## Extracted text
The March to September profit is up 19.3 per cent on the same period of 2013, when it made a profit of 3.2 billion Hong Kong dollars. Cargo volumes have risen by 7.4 per cent from two million tonnes to 2.2 million tonnes in 2014. Revenue for the period was up by 9.3 per cent to eight billion Hong Kong dollars.

Airport Authority Hong Kong (AA) chief executive officer, Fred Lam Tin-fuk says: “We expect that the airport could reach saturation as early as 2016 or 2017. It is crucial that we expand the airport into a three-runway system in order to meet its increasing air traffic demand in the long term.”

Lam also says: “Because air traffic volumes at HKIA is growing at a faster-than-expected rate, we have been working on a number of projects, including the West Apron and the Midfield, to ensure that the airport is well equipped to meet its anticipated medium-term demand.”

AA executive director of finance, William Lo Chi-chung says he is pleased with the airport’s financial performance but is cautious about the future. “We are mindful of the slowing down of retail sales in Hong Kong and the potential increase in interest rates, which might bring adverse impact to the financial performance for the next six months and beyond.”

## Recorded data
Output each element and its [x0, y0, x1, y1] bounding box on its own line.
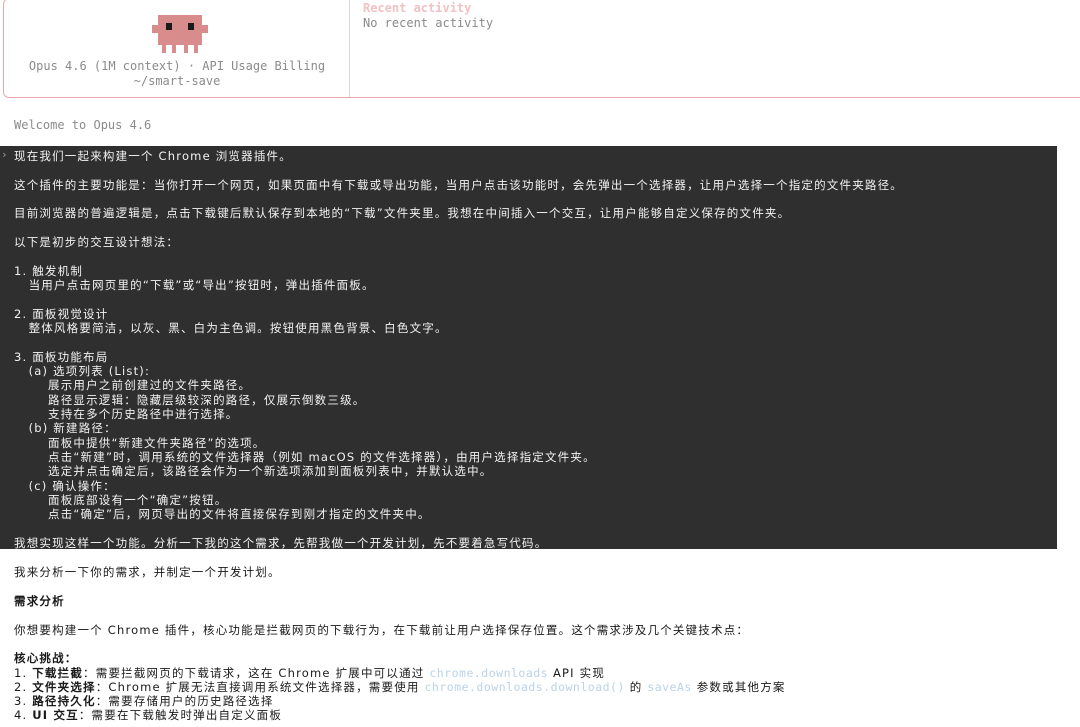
prompt-line: 点击“确定”后，网页导出的文件将直接保存到刚才指定的文件夹中。: [14, 507, 431, 521]
working-directory: ~/smart-save: [133, 74, 221, 88]
model-info: Opus 4.6 (1M context) · API Usage Billin…: [28, 59, 326, 73]
prompt-line: 展示用户之前创建过的文件夹路径。: [14, 378, 252, 392]
welcome-panel: Opus 4.6 (1M context) · API Usage Billin…: [3, 0, 1080, 98]
item-text: 参数或其他方案: [691, 680, 786, 694]
item-heading: UI 交互: [32, 708, 79, 722]
response-summary: 你想要构建一个 Chrome 插件，核心功能是拦截网页的下载行为，在下载前让用户…: [14, 623, 750, 637]
prompt-line: 目前浏览器的普遍逻辑是，点击下载键后默认保存到本地的“下载”文件夹里。我想在中间…: [14, 206, 791, 220]
welcome-message: Welcome to Opus 4.6: [14, 118, 152, 132]
item-heading: 文件夹选择: [32, 680, 96, 694]
item-text: 的: [624, 680, 648, 694]
prompt-line: 以下是初步的交互设计想法：: [14, 235, 180, 249]
recent-activity-empty: No recent activity: [363, 16, 494, 30]
challenges-title: 核心挑战：: [14, 651, 78, 665]
prompt-line: 我想实现这样一个功能。分析一下我的这个需求，先帮我做一个开发计划，先不要着急写代…: [14, 536, 548, 550]
item-text: ：需要拦截网页的下载请求，这在 Chrome 扩展中可以通过: [83, 666, 430, 680]
item-heading: 下载拦截: [32, 666, 84, 680]
challenge-item-ui: 4. UI 交互：需要在下载触发时弹出自定义面板: [14, 707, 282, 723]
item-text: API 实现: [548, 666, 606, 680]
inline-code: chrome.downloads: [429, 666, 549, 680]
recent-activity-title: Recent activity: [363, 1, 472, 15]
mascot-icon: [152, 15, 208, 53]
inline-code: chrome.downloads.download(): [424, 680, 625, 694]
item-number: 4.: [14, 708, 33, 722]
item-text: ：Chrome 扩展无法直接调用系统文件选择器，需要使用: [95, 680, 425, 694]
inline-code: saveAs: [647, 680, 692, 694]
prompt-line: 选定并点击确定后，该路径会作为一个新选项添加到面板列表中，并默认选中。: [14, 464, 493, 478]
prompt-line: 这个插件的主要功能是：当你打开一个网页，如果页面中有下载或导出功能，当用户点击该…: [14, 178, 903, 192]
response-section-title: 需求分析: [14, 594, 65, 608]
item-number: 2.: [14, 680, 33, 694]
user-prompt: › 现在我们一起来构建一个 Chrome 浏览器插件。 这个插件的主要功能是：当…: [0, 146, 1057, 550]
item-heading: 路径持久化: [32, 694, 96, 708]
response-intro: 我来分析一下你的需求，并制定一个开发计划。: [14, 565, 281, 579]
prompt-caret-icon: ›: [1, 148, 8, 161]
prompt-line: 整体风格要简洁，以灰、黑、白为主色调。按钮使用黑色背景、白色文字。: [14, 321, 448, 335]
item-number: 1.: [14, 666, 33, 680]
item-number: 3.: [14, 694, 33, 708]
welcome-info: Opus 4.6 (1M context) · API Usage Billin…: [4, 0, 350, 97]
item-text: ：需要存储用户的历史路径选择: [95, 694, 274, 708]
prompt-line: 当用户点击网页里的“下载”或“导出”按钮时，弹出插件面板。: [14, 278, 375, 292]
item-text: ：需要在下载触发时弹出自定义面板: [78, 708, 283, 722]
prompt-line: (b) 新建路径：: [14, 421, 117, 435]
prompt-line: 现在我们一起来构建一个 Chrome 浏览器插件。: [14, 149, 292, 163]
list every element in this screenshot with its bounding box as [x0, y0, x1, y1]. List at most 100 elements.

## Task instructions
**a.** Print the Hong Kong airport text from "The March to" up to and including "eight billion Hong Kong dollars.".
**b.** Sum up the Hong Kong airport text in two sentences.
**c.** Pick up the Hong Kong airport text after its last sentence and keep it going.
The data has nothing to do with the Hong Kong airport text.

## Replies
**a.**
The March to September profit is up 19.3 per cent on the same period of 2013, when it made a profit of 3.2 billion Hong Kong dollars. Cargo volumes have risen by 7.4 per cent from two million tonnes to 2.2 million tonnes in 2014. Revenue for the period was up by 9.3 per cent to eight billion Hong Kong dollars.

**b.** The airport's March to September profit rose 19.3 percent from 3.2 billion Hong Kong dollars in the same period of 2013, while cargo volumes grew 7.4 percent to 2.2 million tonnes and revenue rose 9.3 percent to eight billion Hong Kong dollars. The Airport Authority's chief executive says the airport could reach saturation by 2016 or 2017 and needs a three-runway system, and its finance director is pleased with the results but cautious about slowing retail sales and possible interest rate rises.

**c.**
The West Apron development will offer 28 new parking stands when it is finished by the end of 2014, including four stands for aircraft with longer fuselages such as the Airbus A380 and the Boeing 747-8. The Midfield Concourse will have 20 new aircraft parking stands when the development is completed by the end of 2015.

The Midfield development undergone its topping-out ceremony and AA says it is on target to be completed on time and budget. 

AA chairman, Vincent Lo, says: “The Midfield development shows that we are making immense efforts to cater to HKIA’s intermediate air traffic demand. But our two-runway system is close to reaching its maximum capacity, so the airport’s long term solution rests with expanding into a three runway system.”